[Start Provided information]

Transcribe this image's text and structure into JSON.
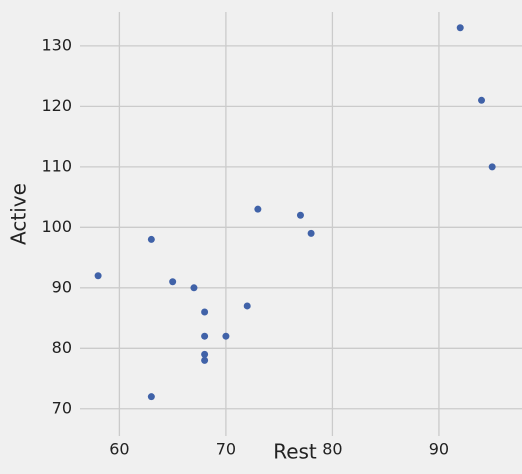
{
  "chart_data": {
    "type": "scatter",
    "x_label": "Rest",
    "y_label": "Active",
    "x": [
      92,
      94,
      95,
      73,
      77,
      78,
      63,
      58,
      65,
      67,
      68,
      72,
      68,
      70,
      68,
      68,
      63
    ],
    "values": [
      133,
      121,
      110,
      103,
      102,
      99,
      98,
      92,
      91,
      90,
      86,
      87,
      82,
      82,
      79,
      78,
      72
    ],
    "color": "#4062a8",
    "xlim": [
      56.3,
      97.8
    ],
    "xticks": [
      60,
      70,
      80,
      90
    ],
    "ylim": [
      65.5,
      135.6
    ],
    "yticks": [
      70,
      80,
      90,
      100,
      110,
      120,
      130
    ],
    "grid": true
  }
}
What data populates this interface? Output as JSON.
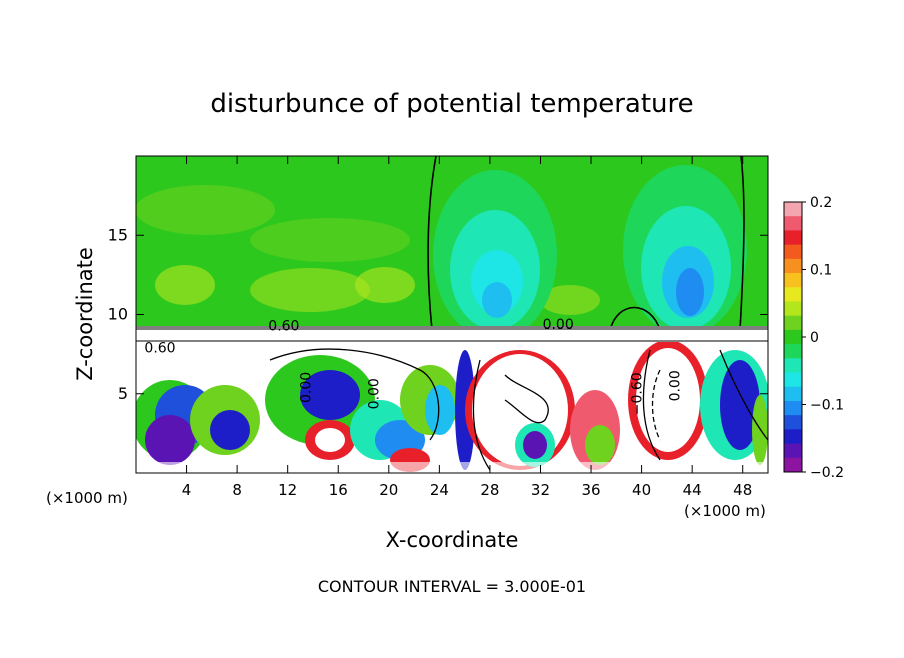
{
  "chart_data": {
    "type": "heatmap",
    "title": "disturbunce of potential temperature",
    "xlabel": "X-coordinate",
    "ylabel": "Z-coordinate",
    "x_unit": "(×1000 m)",
    "x_unit_right": "(×1000 m)",
    "xlim": [
      0,
      50
    ],
    "ylim": [
      0,
      20
    ],
    "x_ticks": [
      4,
      8,
      12,
      16,
      20,
      24,
      28,
      32,
      36,
      40,
      44,
      48
    ],
    "y_ticks": [
      5,
      10,
      15
    ],
    "footer": "CONTOUR INTERVAL = 3.000E-01",
    "colorbar": {
      "min": -0.2,
      "max": 0.2,
      "tick_values": [
        0.2,
        0.1,
        0,
        -0.1,
        -0.2
      ],
      "tick_labels": [
        "0.2",
        "0.1",
        "0",
        "−0.1",
        "−0.2"
      ],
      "colors": [
        "#f4a6b0",
        "#f05a6e",
        "#e8202a",
        "#f25a1e",
        "#f7901e",
        "#f7c21e",
        "#e8e81e",
        "#b4e61e",
        "#6ed21e",
        "#2dc81e",
        "#1ed75a",
        "#1ee6b4",
        "#1ee6e6",
        "#1ebef0",
        "#1e8cf0",
        "#1e50dc",
        "#1e1ec8",
        "#5a14b4",
        "#8c14a0"
      ]
    },
    "contour_labels": [
      {
        "text": "0.60",
        "x": 11.7,
        "z": 9.0
      },
      {
        "text": "0.00",
        "x": 33.4,
        "z": 9.1
      },
      {
        "text": "0.60",
        "x": 1.9,
        "z": 7.6
      },
      {
        "text": "0.00",
        "x": 13.8,
        "z": 5.4
      },
      {
        "text": "0.00",
        "x": 19.2,
        "z": 5.0
      },
      {
        "text": "−0.60",
        "x": 40.0,
        "z": 5.0
      },
      {
        "text": "0.00",
        "x": 43.0,
        "z": 5.5
      }
    ]
  }
}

[End Provided information]

**Written request**
Report how many lines in the records hold the word "this", giving the number and nothing else.

**Answer**
2